-- Given entries start --
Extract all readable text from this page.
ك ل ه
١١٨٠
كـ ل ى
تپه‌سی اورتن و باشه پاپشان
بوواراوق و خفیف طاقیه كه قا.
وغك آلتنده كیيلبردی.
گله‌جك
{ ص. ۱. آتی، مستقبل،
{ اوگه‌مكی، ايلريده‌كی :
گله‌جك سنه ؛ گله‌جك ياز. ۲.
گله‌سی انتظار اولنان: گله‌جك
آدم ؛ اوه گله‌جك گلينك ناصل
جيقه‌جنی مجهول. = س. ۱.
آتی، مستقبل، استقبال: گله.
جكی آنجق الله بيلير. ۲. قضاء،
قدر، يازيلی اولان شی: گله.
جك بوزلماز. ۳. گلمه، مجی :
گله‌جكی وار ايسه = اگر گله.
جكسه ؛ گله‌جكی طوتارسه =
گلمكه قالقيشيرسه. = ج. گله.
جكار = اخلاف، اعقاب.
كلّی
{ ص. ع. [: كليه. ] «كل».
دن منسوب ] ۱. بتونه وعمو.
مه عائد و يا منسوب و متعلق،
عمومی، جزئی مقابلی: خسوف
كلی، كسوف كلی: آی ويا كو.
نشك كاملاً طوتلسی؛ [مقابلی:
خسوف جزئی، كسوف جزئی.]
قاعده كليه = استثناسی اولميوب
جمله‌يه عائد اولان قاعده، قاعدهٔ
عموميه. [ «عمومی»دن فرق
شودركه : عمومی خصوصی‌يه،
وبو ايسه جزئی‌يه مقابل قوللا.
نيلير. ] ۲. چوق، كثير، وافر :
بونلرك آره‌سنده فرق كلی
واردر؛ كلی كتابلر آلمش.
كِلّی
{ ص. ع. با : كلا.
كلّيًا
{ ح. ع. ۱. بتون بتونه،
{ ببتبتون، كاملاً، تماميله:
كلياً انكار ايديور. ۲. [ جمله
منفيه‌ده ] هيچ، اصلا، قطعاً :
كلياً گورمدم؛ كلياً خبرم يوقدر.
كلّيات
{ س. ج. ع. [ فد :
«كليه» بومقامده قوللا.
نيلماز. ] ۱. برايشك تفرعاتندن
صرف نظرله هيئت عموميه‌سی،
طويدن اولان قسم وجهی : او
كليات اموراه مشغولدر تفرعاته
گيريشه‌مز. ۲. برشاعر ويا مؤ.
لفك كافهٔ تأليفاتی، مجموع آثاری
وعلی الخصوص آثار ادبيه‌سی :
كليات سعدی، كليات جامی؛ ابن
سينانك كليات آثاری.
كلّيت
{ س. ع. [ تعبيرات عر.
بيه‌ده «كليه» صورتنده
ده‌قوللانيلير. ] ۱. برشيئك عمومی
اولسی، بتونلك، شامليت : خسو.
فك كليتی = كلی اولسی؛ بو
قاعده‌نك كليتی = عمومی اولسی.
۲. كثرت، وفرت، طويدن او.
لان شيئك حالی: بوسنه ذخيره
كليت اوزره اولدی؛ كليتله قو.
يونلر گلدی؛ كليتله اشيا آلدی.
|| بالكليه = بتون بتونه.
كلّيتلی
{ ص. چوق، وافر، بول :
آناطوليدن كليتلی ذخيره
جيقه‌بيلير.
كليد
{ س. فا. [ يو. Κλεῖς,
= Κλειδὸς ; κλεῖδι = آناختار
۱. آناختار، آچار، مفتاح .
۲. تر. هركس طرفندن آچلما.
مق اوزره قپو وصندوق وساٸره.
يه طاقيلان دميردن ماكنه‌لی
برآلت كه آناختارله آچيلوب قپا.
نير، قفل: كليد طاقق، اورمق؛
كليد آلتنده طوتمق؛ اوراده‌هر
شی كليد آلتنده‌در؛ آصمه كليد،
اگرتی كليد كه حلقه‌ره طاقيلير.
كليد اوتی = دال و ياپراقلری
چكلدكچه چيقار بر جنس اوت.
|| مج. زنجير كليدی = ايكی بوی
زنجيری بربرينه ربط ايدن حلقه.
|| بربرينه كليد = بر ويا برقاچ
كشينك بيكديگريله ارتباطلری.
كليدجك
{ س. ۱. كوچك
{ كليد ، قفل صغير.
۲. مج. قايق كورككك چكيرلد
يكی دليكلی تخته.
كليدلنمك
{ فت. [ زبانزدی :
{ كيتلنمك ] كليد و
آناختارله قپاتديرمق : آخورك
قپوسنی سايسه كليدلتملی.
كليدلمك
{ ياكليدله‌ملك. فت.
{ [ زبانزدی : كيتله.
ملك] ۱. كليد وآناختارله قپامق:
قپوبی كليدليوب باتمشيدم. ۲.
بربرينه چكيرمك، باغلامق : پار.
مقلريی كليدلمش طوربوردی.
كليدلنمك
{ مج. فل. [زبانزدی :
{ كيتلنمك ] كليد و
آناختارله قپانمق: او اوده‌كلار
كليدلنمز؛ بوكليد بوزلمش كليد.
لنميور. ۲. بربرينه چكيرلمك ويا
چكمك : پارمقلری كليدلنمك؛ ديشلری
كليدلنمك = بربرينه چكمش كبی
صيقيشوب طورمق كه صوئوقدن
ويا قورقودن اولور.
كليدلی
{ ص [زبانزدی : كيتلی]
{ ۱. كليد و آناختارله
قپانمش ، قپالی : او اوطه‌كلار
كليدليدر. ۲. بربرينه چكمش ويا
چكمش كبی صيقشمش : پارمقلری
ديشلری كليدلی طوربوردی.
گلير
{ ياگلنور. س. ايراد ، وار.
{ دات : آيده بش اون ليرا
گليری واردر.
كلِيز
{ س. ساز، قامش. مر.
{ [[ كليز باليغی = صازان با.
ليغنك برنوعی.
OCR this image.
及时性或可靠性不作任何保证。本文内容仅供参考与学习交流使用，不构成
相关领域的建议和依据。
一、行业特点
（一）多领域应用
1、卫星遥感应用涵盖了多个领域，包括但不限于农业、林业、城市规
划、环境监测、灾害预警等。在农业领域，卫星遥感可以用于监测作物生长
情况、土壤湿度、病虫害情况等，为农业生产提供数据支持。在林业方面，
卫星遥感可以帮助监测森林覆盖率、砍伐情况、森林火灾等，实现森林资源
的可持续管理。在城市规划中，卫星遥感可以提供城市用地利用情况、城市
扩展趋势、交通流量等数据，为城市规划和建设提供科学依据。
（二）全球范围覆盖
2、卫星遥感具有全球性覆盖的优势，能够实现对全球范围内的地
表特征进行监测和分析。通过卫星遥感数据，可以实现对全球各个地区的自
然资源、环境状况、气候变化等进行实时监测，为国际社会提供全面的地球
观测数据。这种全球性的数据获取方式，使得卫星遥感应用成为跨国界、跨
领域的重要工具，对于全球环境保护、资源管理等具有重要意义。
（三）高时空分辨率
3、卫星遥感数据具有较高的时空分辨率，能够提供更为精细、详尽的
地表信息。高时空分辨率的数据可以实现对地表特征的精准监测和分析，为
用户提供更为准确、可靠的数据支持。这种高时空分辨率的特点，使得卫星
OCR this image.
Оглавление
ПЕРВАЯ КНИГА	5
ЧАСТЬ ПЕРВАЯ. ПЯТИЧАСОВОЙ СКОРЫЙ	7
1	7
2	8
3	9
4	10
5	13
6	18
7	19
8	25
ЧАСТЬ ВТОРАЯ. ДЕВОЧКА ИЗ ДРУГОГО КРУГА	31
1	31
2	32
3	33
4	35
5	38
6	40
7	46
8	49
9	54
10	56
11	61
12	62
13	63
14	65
-- Given entries end --
Requirements | Extract every line from the records above that contains the word "ديشلری".

The completed task |
چكمك : پارمقلری كليدلنمك؛ ديشلری
ديشلری كليدلی طوربوردی.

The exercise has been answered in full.